Dataset entries
____________________

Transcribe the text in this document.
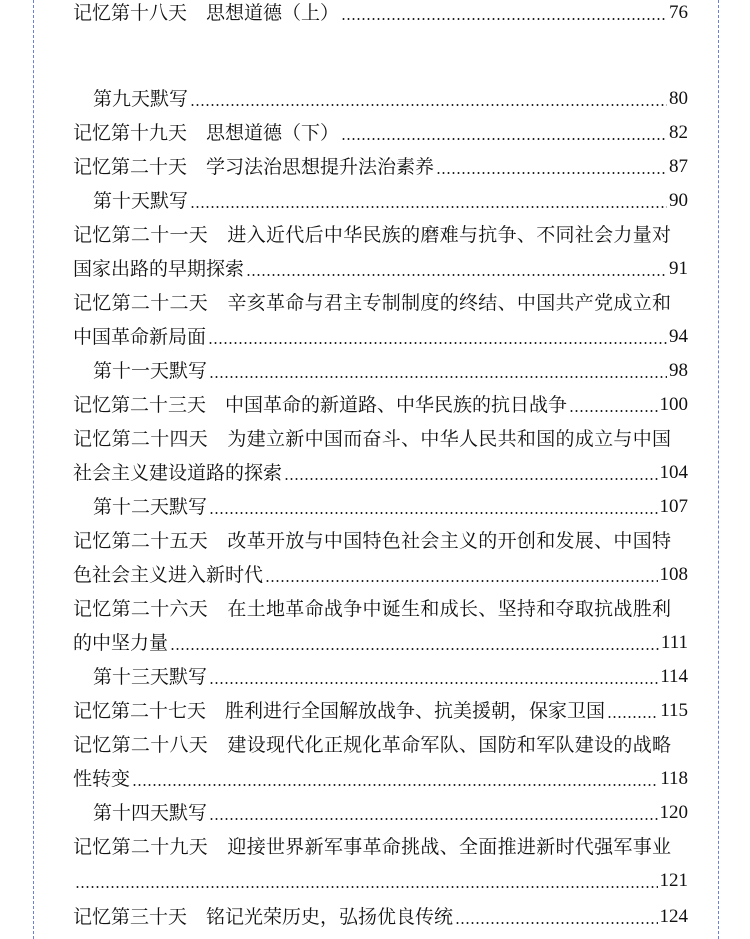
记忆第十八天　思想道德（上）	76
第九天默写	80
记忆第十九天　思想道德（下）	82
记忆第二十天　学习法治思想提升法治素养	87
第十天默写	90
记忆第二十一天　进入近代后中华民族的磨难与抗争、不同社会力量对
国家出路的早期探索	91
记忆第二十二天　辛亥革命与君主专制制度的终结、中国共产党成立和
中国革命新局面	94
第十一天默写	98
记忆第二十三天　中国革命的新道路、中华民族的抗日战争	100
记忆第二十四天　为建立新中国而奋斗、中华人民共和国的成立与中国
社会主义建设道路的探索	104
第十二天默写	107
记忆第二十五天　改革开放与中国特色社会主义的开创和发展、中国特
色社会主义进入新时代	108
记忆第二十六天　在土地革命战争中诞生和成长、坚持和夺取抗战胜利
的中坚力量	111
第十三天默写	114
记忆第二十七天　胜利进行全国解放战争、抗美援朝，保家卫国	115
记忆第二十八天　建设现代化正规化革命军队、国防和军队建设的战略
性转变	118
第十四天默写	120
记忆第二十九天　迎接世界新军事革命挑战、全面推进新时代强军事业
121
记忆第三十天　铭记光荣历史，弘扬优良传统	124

____________________

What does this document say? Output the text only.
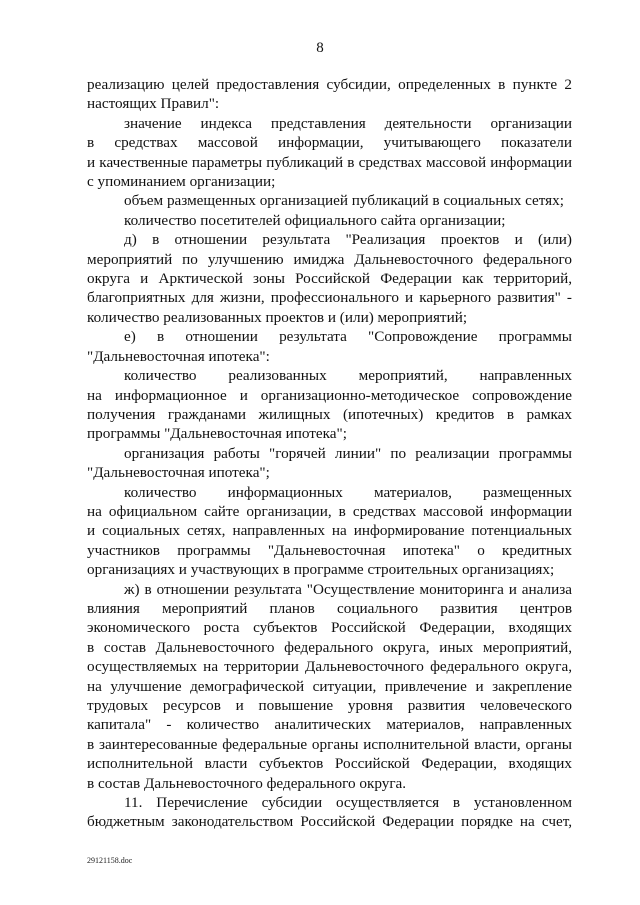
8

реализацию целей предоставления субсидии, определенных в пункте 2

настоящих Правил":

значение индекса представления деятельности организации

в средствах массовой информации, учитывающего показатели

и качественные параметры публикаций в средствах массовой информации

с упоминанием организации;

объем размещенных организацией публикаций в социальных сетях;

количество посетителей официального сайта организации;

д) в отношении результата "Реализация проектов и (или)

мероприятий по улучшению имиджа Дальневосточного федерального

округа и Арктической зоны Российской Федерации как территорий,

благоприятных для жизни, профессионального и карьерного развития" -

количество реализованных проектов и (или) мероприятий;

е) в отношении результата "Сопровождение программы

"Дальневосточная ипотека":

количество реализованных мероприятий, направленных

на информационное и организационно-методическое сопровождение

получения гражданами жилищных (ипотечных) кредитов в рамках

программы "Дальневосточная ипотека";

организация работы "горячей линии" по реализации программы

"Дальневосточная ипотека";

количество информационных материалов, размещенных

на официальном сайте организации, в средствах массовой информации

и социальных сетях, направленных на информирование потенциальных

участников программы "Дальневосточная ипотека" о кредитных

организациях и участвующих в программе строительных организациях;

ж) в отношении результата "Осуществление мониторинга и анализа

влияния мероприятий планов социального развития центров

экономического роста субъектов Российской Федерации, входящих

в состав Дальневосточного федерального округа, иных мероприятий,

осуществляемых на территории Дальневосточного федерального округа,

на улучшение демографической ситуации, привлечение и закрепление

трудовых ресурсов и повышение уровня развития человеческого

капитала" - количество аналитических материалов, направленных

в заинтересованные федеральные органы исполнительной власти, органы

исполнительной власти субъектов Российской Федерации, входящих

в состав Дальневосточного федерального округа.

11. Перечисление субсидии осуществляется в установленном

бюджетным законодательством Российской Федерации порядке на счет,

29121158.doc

____________________

AIM
Gather each line in the data that holds the string "реализованных".

OUTPUT OF THE TASK
количество реализованных проектов и (или) мероприятий;
количество реализованных мероприятий, направленных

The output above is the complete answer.